## WORK TO DO
All material below is to be reproduced exactly.

:: DATA ENTRIES ::

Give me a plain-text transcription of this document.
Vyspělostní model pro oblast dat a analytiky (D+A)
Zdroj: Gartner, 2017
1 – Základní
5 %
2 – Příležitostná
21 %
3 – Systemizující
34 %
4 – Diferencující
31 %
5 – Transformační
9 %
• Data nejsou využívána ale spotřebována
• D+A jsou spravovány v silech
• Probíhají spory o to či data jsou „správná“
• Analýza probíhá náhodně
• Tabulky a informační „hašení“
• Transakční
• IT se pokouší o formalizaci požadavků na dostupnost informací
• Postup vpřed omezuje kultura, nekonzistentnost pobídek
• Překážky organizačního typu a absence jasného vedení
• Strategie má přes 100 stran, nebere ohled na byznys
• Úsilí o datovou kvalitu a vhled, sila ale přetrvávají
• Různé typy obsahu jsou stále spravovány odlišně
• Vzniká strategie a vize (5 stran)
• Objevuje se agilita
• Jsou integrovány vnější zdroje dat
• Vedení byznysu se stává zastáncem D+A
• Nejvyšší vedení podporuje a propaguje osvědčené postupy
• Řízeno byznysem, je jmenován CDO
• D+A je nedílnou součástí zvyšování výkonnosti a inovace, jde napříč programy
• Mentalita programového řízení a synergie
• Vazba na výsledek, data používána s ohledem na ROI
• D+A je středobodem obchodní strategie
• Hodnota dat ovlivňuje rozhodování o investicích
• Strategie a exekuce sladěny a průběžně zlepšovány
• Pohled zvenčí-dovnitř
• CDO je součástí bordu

:::

## SOLUTION TO THIS TASK
Give me a plain-text transcription of this document.
Vyspělostní model pro oblast dat a analytiky (D+A)
Zdroj: Gartner, 2017
1 – Základní
5 %
2 – Příležitostná
21 %
3 – Systemizující
34 %
4 – Diferencující
31 %
5 – Transformační
9 %
• Data nejsou využívána ale spotřebována
• D+A jsou spravovány v silech
• Probíhají spory o to či data jsou „správná“
• Analýza probíhá náhodně
• Tabulky a informační „hašení“
• Transakční
• IT se pokouší o formalizaci požadavků na dostupnost informací
• Postup vpřed omezuje kultura, nekonzistentnost pobídek
• Překážky organizačního typu a absence jasného vedení
• Strategie má přes 100 stran, nebere ohled na byznys
• Úsilí o datovou kvalitu a vhled, sila ale přetrvávají
• Různé typy obsahu jsou stále spravovány odlišně
• Vzniká strategie a vize (5 stran)
• Objevuje se agilita
• Jsou integrovány vnější zdroje dat
• Vedení byznysu se stává zastáncem D+A
• Nejvyšší vedení podporuje a propaguje osvědčené postupy
• Řízeno byznysem, je jmenován CDO
• D+A je nedílnou součástí zvyšování výkonnosti a inovace, jde napříč programy
• Mentalita programového řízení a synergie
• Vazba na výsledek, data používána s ohledem na ROI
• D+A je středobodem obchodní strategie
• Hodnota dat ovlivňuje rozhodování o investicích
• Strategie a exekuce sladěny a průběžně zlepšovány
• Pohled zvenčí-dovnitř
• CDO je součástí bordu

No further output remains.